◆ What you should do ◆
Rename "Patent image size" to "Figure dimensions" everywhere in the material below and write the lines out again with nothing else changed. Leave the pictures out of your answer.

-- start Task material --

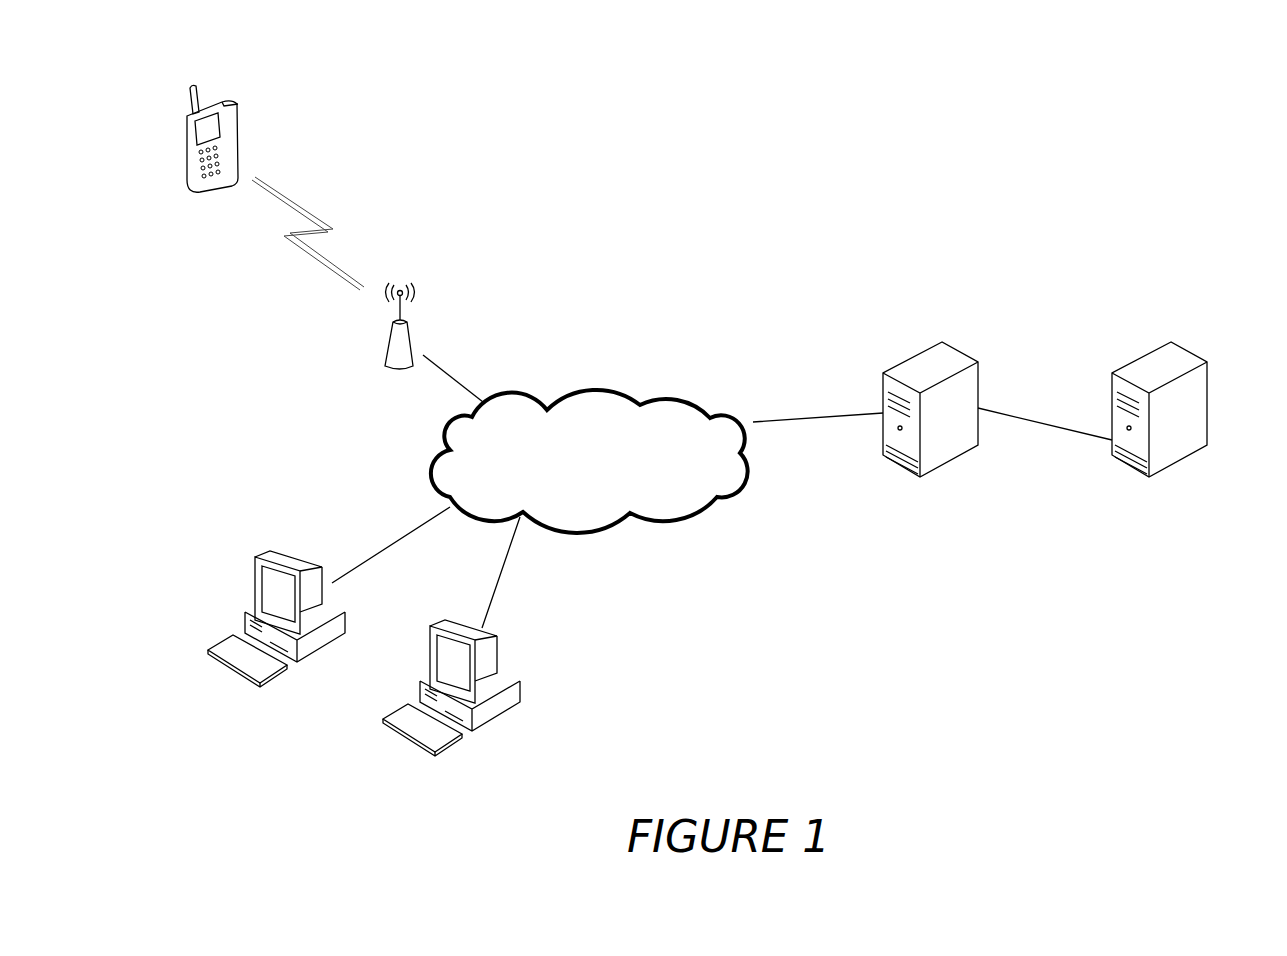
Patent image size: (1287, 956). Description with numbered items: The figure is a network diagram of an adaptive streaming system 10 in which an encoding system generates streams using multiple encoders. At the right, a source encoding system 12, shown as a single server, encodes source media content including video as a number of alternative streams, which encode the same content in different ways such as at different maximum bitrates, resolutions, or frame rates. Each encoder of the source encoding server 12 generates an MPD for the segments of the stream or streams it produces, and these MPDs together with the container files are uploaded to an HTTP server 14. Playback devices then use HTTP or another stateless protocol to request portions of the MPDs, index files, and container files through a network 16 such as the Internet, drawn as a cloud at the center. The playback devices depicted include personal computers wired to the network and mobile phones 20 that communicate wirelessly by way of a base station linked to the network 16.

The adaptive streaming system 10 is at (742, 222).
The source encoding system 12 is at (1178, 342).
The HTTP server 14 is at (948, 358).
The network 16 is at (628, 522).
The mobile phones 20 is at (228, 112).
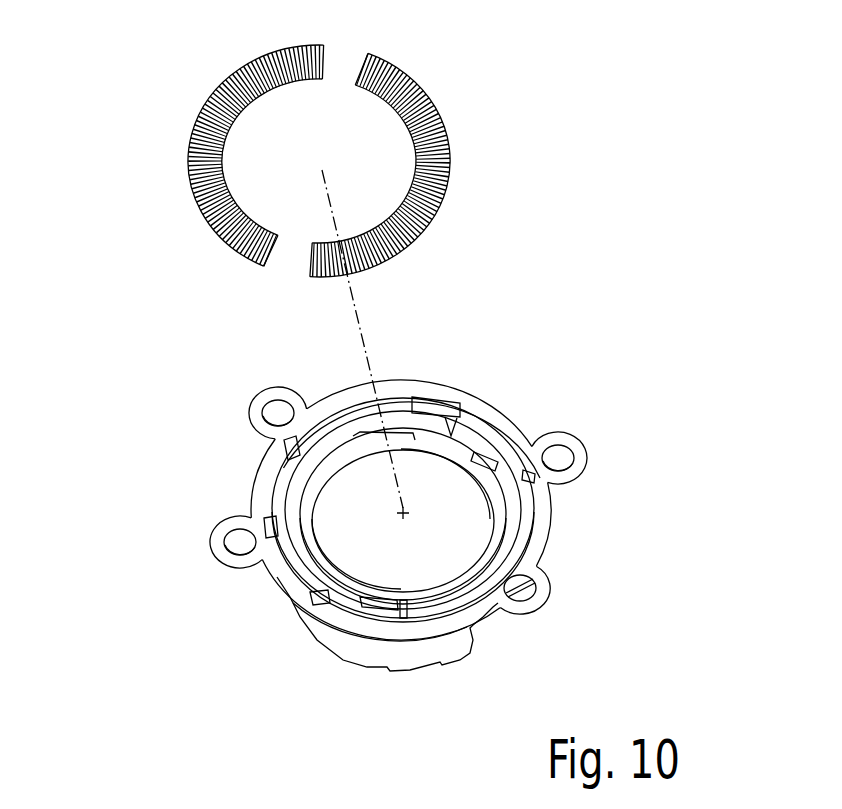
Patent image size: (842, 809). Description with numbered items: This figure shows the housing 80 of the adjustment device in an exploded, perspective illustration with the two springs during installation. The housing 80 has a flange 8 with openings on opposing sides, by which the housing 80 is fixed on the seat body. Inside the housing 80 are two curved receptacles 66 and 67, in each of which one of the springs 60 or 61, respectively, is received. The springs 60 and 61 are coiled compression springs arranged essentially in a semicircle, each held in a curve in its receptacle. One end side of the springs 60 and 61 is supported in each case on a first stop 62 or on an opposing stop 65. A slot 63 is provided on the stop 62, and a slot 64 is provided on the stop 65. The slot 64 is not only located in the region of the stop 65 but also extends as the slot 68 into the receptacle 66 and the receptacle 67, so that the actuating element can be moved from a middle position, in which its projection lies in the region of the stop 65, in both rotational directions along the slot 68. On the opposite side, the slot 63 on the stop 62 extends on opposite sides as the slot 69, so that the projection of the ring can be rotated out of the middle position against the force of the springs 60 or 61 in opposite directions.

-- end Task material --

◆ Task result ◆
Figure dimensions: (1287, 956). Description with numbered items: The figure is a network diagram of an adaptive streaming system 10 in which an encoding system generates streams using multiple encoders. At the right, a source encoding system 12, shown as a single server, encodes source media content including video as a number of alternative streams, which encode the same content in different ways such as at different maximum bitrates, resolutions, or frame rates. Each encoder of the source encoding server 12 generates an MPD for the segments of the stream or streams it produces, and these MPDs together with the container files are uploaded to an HTTP server 14. Playback devices then use HTTP or another stateless protocol to request portions of the MPDs, index files, and container files through a network 16 such as the Internet, drawn as a cloud at the center. The playback devices depicted include personal computers wired to the network and mobile phones 20 that communicate wirelessly by way of a base station linked to the network 16.

The adaptive streaming system 10 is at (742, 222).
The source encoding system 12 is at (1178, 342).
The HTTP server 14 is at (948, 358).
The network 16 is at (628, 522).
The mobile phones 20 is at (228, 112).
Figure dimensions: (842, 809). Description with numbered items: This figure shows the housing 80 of the adjustment device in an exploded, perspective illustration with the two springs during installation. The housing 80 has a flange 8 with openings on opposing sides, by which the housing 80 is fixed on the seat body. Inside the housing 80 are two curved receptacles 66 and 67, in each of which one of the springs 60 or 61, respectively, is received. The springs 60 and 61 are coiled compression springs arranged essentially in a semicircle, each held in a curve in its receptacle. One end side of the springs 60 and 61 is supported in each case on a first stop 62 or on an opposing stop 65. A slot 63 is provided on the stop 62, and a slot 64 is provided on the stop 65. The slot 64 is not only located in the region of the stop 65 but also extends as the slot 68 into the receptacle 66 and the receptacle 67, so that the actuating element can be moved from a middle position, in which its projection lies in the region of the stop 65, in both rotational directions along the slot 68. On the opposite side, the slot 63 on the stop 62 extends on opposite sides as the slot 69, so that the projection of the ring can be rotated out of the middle position against the force of the springs 60 or 61 in opposite directions.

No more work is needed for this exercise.